Layout coordinate data
######

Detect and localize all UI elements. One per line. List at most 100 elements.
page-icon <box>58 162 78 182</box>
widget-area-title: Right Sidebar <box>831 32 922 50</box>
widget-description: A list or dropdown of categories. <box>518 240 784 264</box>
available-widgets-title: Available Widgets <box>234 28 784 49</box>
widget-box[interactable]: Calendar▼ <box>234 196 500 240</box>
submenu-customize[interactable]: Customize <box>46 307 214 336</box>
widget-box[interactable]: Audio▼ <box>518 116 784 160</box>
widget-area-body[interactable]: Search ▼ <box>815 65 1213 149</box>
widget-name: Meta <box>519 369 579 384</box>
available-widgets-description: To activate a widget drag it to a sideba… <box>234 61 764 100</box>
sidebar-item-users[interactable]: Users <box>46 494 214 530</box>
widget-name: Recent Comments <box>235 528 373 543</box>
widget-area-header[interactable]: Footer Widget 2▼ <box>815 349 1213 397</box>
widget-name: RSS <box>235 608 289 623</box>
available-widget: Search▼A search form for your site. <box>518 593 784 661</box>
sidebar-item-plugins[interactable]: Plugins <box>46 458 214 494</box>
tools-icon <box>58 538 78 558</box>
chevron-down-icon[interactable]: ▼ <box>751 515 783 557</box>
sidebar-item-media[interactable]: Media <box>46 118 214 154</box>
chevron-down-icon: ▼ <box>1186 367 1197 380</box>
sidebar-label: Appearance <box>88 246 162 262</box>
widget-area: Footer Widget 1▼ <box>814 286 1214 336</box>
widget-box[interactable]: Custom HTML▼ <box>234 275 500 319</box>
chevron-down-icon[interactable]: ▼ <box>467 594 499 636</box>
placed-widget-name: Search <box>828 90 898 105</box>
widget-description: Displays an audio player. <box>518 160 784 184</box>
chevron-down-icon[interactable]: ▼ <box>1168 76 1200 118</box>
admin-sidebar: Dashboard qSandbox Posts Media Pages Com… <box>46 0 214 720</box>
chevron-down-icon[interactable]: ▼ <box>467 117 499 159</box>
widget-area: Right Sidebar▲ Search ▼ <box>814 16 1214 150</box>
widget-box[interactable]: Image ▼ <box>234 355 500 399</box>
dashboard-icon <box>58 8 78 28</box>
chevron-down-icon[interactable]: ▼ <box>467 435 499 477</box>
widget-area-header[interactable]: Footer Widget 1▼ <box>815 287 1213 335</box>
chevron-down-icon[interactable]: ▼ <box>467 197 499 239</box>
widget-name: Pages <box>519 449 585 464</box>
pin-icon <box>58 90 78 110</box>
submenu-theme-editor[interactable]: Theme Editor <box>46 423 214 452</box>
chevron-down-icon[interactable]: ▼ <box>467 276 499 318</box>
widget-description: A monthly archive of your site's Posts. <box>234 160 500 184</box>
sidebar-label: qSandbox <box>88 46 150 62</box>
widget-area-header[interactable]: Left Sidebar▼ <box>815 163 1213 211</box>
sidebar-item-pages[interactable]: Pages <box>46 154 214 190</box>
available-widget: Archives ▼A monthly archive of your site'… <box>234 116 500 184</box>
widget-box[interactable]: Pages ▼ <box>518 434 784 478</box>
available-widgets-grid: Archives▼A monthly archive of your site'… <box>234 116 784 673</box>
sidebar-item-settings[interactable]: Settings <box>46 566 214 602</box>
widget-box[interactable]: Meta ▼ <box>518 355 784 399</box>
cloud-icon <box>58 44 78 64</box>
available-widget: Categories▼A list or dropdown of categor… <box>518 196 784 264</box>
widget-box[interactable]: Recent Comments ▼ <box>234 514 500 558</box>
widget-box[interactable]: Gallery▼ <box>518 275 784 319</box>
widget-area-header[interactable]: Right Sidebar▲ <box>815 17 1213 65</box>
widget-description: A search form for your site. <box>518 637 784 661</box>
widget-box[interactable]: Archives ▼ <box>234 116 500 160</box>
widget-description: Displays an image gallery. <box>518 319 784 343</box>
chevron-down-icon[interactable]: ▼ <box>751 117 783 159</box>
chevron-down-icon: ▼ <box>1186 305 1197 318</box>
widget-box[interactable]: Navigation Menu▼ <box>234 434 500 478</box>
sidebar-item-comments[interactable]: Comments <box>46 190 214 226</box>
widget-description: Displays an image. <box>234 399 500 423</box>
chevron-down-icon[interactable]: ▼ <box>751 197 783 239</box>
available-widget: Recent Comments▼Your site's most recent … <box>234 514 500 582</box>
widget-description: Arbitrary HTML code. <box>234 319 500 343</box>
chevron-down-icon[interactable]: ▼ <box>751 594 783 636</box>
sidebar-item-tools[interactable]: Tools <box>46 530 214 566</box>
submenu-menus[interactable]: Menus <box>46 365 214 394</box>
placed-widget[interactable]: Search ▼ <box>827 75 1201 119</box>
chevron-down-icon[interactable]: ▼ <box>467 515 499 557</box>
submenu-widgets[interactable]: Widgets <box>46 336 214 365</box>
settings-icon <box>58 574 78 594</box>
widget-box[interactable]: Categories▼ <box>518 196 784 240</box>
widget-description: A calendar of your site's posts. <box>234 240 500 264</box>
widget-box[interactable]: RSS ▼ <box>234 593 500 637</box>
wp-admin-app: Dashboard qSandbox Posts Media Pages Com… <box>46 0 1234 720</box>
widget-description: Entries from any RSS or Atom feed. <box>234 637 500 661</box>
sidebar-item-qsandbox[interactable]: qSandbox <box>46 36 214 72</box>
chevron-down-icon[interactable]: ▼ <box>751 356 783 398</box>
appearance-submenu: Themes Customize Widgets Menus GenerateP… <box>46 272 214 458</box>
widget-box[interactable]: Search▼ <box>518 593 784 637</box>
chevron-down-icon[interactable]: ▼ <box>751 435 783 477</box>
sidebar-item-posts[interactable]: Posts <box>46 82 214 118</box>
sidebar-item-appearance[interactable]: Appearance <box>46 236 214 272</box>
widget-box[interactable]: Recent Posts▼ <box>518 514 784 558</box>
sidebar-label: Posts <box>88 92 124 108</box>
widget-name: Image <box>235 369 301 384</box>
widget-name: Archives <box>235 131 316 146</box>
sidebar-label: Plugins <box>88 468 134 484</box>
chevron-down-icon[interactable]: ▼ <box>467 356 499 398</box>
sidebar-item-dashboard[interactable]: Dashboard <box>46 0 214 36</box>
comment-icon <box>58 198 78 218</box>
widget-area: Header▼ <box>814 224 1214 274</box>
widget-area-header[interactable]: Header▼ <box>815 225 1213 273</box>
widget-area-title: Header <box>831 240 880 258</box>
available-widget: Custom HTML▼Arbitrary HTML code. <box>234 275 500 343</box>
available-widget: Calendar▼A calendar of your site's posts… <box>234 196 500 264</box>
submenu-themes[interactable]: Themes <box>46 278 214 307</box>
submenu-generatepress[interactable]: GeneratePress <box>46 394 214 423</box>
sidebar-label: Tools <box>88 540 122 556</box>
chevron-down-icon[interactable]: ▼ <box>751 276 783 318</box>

######

Written task | Convert every line of the listing into a Markdown table with the columns Row and Line, one row per line, omitting blank lines.

Output |
| Row | Line |
|---|---|
| 1 | Detect and localize all UI elements. One per line. List at most 100 elements. |
| 2 | page-icon <box>58 162 78 182</box> |
| 3 | widget-area-title: Right Sidebar <box>831 32 922 50</box> |
| 4 | widget-description: A list or dropdown of categories. <box>518 240 784 264</box> |
| 5 | available-widgets-title: Available Widgets <box>234 28 784 49</box> |
| 6 | widget-box[interactable]: Calendar▼ <box>234 196 500 240</box> |
| 7 | submenu-customize[interactable]: Customize <box>46 307 214 336</box> |
| 8 | widget-box[interactable]: Audio▼ <box>518 116 784 160</box> |
| 9 | widget-area-body[interactable]: Search ▼ <box>815 65 1213 149</box> |
| 10 | widget-name: Meta <box>519 369 579 384</box> |
| 11 | available-widgets-description: To activate a widget drag it to a sideba… <box>234 61 764 100</box> |
| 12 | sidebar-item-users[interactable]: Users <box>46 494 214 530</box> |
| 13 | widget-name: Recent Comments <box>235 528 373 543</box> |
| 14 | widget-area-header[interactable]: Footer Widget 2▼ <box>815 349 1213 397</box> |
| 15 | widget-name: RSS <box>235 608 289 623</box> |
| 16 | available-widget: Search▼A search form for your site. <box>518 593 784 661</box> |
| 17 | sidebar-item-plugins[interactable]: Plugins <box>46 458 214 494</box> |
| 18 | tools-icon <box>58 538 78 558</box> |
| 19 | chevron-down-icon[interactable]: ▼ <box>751 515 783 557</box> |
| 20 | sidebar-item-media[interactable]: Media <box>46 118 214 154</box> |
| 21 | chevron-down-icon: ▼ <box>1186 367 1197 380</box> |
| 22 | sidebar-label: Appearance <box>88 246 162 262</box> |
| 23 | widget-area: Footer Widget 1▼ <box>814 286 1214 336</box> |
| 24 | widget-box[interactable]: Custom HTML▼ <box>234 275 500 319</box> |
| 25 | chevron-down-icon[interactable]: ▼ <box>467 594 499 636</box> |
| 26 | placed-widget-name: Search <box>828 90 898 105</box> |
| 27 | widget-description: Displays an audio player. <box>518 160 784 184</box> |
| 28 | chevron-down-icon[interactable]: ▼ <box>1168 76 1200 118</box> |
| 29 | admin-sidebar: Dashboard qSandbox Posts Media Pages Com… <box>46 0 214 720</box> |
| 30 | chevron-down-icon[interactable]: ▼ <box>467 117 499 159</box> |
| 31 | widget-area: Right Sidebar▲ Search ▼ <box>814 16 1214 150</box> |
| 32 | widget-box[interactable]: Image ▼ <box>234 355 500 399</box> |
| 33 | dashboard-icon <box>58 8 78 28</box> |
| 34 | chevron-down-icon[interactable]: ▼ <box>467 435 499 477</box> |
| 35 | widget-area-header[interactable]: Footer Widget 1▼ <box>815 287 1213 335</box> |
| 36 | chevron-down-icon[interactable]: ▼ <box>467 197 499 239</box> |
| 37 | widget-name: Pages <box>519 449 585 464</box> |
| 38 | pin-icon <box>58 90 78 110</box> |
| 39 | submenu-theme-editor[interactable]: Theme Editor <box>46 423 214 452</box> |
| 40 | chevron-down-icon[interactable]: ▼ <box>467 276 499 318</box> |
| 41 | widget-description: A monthly archive of your site's Posts. <box>234 160 500 184</box> |
| 42 | sidebar-label: qSandbox <box>88 46 150 62</box> |
| 43 | widget-area-header[interactable]: Left Sidebar▼ <box>815 163 1213 211</box> |
| 44 | sidebar-item-pages[interactable]: Pages <box>46 154 214 190</box> |
| 45 | available-widget: Archives ▼A monthly archive of your site'… <box>234 116 500 184</box> |
| 46 | widget-box[interactable]: Pages ▼ <box>518 434 784 478</box> |
| 47 | available-widgets-grid: Archives▼A monthly archive of your site'… <box>234 116 784 673</box> |
| 48 | sidebar-item-settings[interactable]: Settings <box>46 566 214 602</box> |
| 49 | widget-box[interactable]: Meta ▼ <box>518 355 784 399</box> |
| 50 | cloud-icon <box>58 44 78 64</box> |
| 51 | available-widget: Categories▼A list or dropdown of categor… <box>518 196 784 264</box> |
| 52 | widget-box[interactable]: Recent Comments ▼ <box>234 514 500 558</box> |
| 53 | widget-box[interactable]: Gallery▼ <box>518 275 784 319</box> |
| 54 | widget-area-header[interactable]: Right Sidebar▲ <box>815 17 1213 65</box> |
| 55 | widget-description: A search form for your site. <box>518 637 784 661</box> |
| 56 | widget-box[interactable]: Archives ▼ <box>234 116 500 160</box> |
| 57 | widget-description: Displays an image gallery. <box>518 319 784 343</box> |
| 58 | chevron-down-icon[interactable]: ▼ <box>751 117 783 159</box> |
| 59 | chevron-down-icon: ▼ <box>1186 305 1197 318</box> |
| 60 | widget-box[interactable]: Navigation Menu▼ <box>234 434 500 478</box> |
| 61 | sidebar-item-comments[interactable]: Comments <box>46 190 214 226</box> |
| 62 | widget-description: Displays an image. <box>234 399 500 423</box> |
| 63 | chevron-down-icon[interactable]: ▼ <box>751 197 783 239</box> |
| 64 | available-widget: Recent Comments▼Your site's most recent … <box>234 514 500 582</box> |
| 65 | widget-description: Arbitrary HTML code. <box>234 319 500 343</box> |
| 66 | chevron-down-icon[interactable]: ▼ <box>751 594 783 636</box> |
| 67 | sidebar-item-tools[interactable]: Tools <box>46 530 214 566</box> |
| 68 | submenu-menus[interactable]: Menus <box>46 365 214 394</box> |
| 69 | placed-widget[interactable]: Search ▼ <box>827 75 1201 119</box> |
| 70 | chevron-down-icon[interactable]: ▼ <box>467 515 499 557</box> |
| 71 | submenu-widgets[interactable]: Widgets <box>46 336 214 365</box> |
| 72 | settings-icon <box>58 574 78 594</box> |
| 73 | widget-box[interactable]: Categories▼ <box>518 196 784 240</box> |
| 74 | widget-description: A calendar of your site's posts. <box>234 240 500 264</box> |
| 75 | widget-box[interactable]: RSS ▼ <box>234 593 500 637</box> |
| 76 | wp-admin-app: Dashboard qSandbox Posts Media Pages Com… <box>46 0 1234 720</box> |
| 77 | widget-description: Entries from any RSS or Atom feed. <box>234 637 500 661</box> |
| 78 | sidebar-item-qsandbox[interactable]: qSandbox <box>46 36 214 72</box> |
| 79 | chevron-down-icon[interactable]: ▼ <box>751 356 783 398</box> |
| 80 | appearance-submenu: Themes Customize Widgets Menus GenerateP… <box>46 272 214 458</box> |
| 81 | widget-box[interactable]: Search▼ <box>518 593 784 637</box> |
| 82 | chevron-down-icon[interactable]: ▼ <box>751 435 783 477</box> |
| 83 | sidebar-item-posts[interactable]: Posts <box>46 82 214 118</box> |
| 84 | sidebar-item-appearance[interactable]: Appearance <box>46 236 214 272</box> |
| 85 | widget-box[interactable]: Recent Posts▼ <box>518 514 784 558</box> |
| 86 | sidebar-label: Posts <box>88 92 124 108</box> |
| 87 | widget-name: Image <box>235 369 301 384</box> |
| 88 | widget-name: Archives <box>235 131 316 146</box> |
| 89 | sidebar-label: Plugins <box>88 468 134 484</box> |
| 90 | chevron-down-icon[interactable]: ▼ <box>467 356 499 398</box> |
| 91 | sidebar-item-dashboard[interactable]: Dashboard <box>46 0 214 36</box> |
| 92 | comment-icon <box>58 198 78 218</box> |
| 93 | widget-area: Header▼ <box>814 224 1214 274</box> |
| 94 | widget-area-header[interactable]: Header▼ <box>815 225 1213 273</box> |
| 95 | widget-area-title: Header <box>831 240 880 258</box> |
| 96 | available-widget: Custom HTML▼Arbitrary HTML code. <box>234 275 500 343</box> |
| 97 | available-widget: Calendar▼A calendar of your site's posts… <box>234 196 500 264</box> |
| 98 | submenu-themes[interactable]: Themes <box>46 278 214 307</box> |
| 99 | submenu-generatepress[interactable]: GeneratePress <box>46 394 214 423</box> |
| 100 | sidebar-label: Tools <box>88 540 122 556</box> |
| 101 | chevron-down-icon[interactable]: ▼ <box>751 276 783 318</box> |